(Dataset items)
* BEGIN *
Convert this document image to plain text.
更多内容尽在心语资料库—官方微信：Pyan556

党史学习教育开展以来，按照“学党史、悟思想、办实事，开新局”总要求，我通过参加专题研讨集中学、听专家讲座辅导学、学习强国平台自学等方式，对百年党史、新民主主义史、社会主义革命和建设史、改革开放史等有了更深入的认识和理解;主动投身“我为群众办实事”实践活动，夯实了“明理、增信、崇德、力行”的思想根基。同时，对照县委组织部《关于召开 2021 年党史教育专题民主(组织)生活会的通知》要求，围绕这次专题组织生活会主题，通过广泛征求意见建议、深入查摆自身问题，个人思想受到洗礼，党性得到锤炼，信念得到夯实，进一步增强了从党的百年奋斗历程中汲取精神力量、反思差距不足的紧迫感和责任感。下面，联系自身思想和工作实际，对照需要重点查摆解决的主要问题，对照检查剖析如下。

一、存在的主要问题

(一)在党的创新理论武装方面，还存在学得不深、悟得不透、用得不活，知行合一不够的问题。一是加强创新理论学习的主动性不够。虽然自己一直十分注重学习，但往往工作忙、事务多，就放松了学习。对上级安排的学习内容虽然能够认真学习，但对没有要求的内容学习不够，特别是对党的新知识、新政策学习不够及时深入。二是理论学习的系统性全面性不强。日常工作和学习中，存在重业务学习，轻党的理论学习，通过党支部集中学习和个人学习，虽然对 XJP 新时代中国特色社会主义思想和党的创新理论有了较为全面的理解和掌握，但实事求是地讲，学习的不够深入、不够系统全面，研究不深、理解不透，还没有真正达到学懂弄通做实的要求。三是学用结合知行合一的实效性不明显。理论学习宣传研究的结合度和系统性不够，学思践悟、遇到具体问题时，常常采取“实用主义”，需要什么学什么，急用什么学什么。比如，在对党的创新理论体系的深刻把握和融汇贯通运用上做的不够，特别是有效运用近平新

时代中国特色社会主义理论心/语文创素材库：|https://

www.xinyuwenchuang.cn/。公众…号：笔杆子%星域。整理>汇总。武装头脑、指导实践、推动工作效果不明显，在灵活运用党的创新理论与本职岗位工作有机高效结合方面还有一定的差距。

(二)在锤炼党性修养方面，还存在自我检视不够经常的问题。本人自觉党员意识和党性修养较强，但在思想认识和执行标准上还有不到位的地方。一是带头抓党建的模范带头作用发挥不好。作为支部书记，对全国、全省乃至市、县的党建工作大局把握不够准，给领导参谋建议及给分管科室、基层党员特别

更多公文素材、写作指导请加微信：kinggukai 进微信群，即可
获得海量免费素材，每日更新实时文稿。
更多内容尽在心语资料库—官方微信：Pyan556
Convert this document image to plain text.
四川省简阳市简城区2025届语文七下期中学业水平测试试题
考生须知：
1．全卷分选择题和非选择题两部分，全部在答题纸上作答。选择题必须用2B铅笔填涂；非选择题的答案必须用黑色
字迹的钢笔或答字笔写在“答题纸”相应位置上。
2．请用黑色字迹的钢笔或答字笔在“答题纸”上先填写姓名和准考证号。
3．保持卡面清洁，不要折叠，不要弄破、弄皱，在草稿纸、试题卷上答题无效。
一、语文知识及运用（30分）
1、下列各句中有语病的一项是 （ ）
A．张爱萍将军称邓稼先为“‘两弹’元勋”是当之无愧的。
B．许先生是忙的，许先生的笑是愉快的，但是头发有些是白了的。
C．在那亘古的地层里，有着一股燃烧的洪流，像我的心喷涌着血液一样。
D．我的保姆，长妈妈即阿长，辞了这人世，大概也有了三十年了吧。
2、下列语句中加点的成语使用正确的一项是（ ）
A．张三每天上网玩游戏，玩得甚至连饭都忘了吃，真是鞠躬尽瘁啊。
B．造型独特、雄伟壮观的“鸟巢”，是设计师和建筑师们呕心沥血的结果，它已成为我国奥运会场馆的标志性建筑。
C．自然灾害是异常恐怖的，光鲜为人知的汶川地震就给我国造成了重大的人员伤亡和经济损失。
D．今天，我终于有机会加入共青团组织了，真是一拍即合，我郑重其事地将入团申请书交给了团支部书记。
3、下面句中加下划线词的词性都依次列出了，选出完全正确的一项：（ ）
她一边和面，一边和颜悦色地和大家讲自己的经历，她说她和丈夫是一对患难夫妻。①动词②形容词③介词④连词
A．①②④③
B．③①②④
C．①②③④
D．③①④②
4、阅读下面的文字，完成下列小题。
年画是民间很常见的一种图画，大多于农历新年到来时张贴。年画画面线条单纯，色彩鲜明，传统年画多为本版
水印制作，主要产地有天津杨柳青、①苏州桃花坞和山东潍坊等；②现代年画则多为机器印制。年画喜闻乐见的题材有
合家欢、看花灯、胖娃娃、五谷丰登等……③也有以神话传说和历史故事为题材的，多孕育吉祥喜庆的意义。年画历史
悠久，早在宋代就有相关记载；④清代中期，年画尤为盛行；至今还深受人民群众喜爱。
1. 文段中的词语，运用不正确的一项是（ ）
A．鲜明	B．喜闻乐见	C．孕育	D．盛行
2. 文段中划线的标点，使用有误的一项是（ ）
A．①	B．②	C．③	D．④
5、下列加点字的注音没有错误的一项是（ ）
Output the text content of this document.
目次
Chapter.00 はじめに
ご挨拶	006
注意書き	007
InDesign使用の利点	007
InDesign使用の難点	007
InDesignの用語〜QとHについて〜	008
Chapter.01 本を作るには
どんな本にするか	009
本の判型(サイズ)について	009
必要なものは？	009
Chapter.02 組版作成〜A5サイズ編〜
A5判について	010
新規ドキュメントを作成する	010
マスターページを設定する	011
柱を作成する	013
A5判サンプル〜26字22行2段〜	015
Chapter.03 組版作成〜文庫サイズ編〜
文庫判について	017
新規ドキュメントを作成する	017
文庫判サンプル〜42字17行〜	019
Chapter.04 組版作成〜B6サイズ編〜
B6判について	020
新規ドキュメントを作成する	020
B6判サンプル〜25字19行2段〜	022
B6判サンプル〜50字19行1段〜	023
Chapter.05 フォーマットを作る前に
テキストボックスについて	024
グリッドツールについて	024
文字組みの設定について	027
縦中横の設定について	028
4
* END *
▶ _PROBLEM DETAILS_
Reproduce nothing but the lines from the line containing "Output the text content of this document." to the last line of the data, each exactly as written.

▶ _WRITTEN ANSWER_
Output the text content of this document.
目次
Chapter.00 はじめに
ご挨拶	006
注意書き	007
InDesign使用の利点	007
InDesign使用の難点	007
InDesignの用語〜QとHについて〜	008
Chapter.01 本を作るには
どんな本にするか	009
本の判型(サイズ)について	009
必要なものは？	009
Chapter.02 組版作成〜A5サイズ編〜
A5判について	010
新規ドキュメントを作成する	010
マスターページを設定する	011
柱を作成する	013
A5判サンプル〜26字22行2段〜	015
Chapter.03 組版作成〜文庫サイズ編〜
文庫判について	017
新規ドキュメントを作成する	017
文庫判サンプル〜42字17行〜	019
Chapter.04 組版作成〜B6サイズ編〜
B6判について	020
新規ドキュメントを作成する	020
B6判サンプル〜25字19行2段〜	022
B6判サンプル〜50字19行1段〜	023
Chapter.05 フォーマットを作る前に
テキストボックスについて	024
グリッドツールについて	024
文字組みの設定について	027
縦中横の設定について	028
4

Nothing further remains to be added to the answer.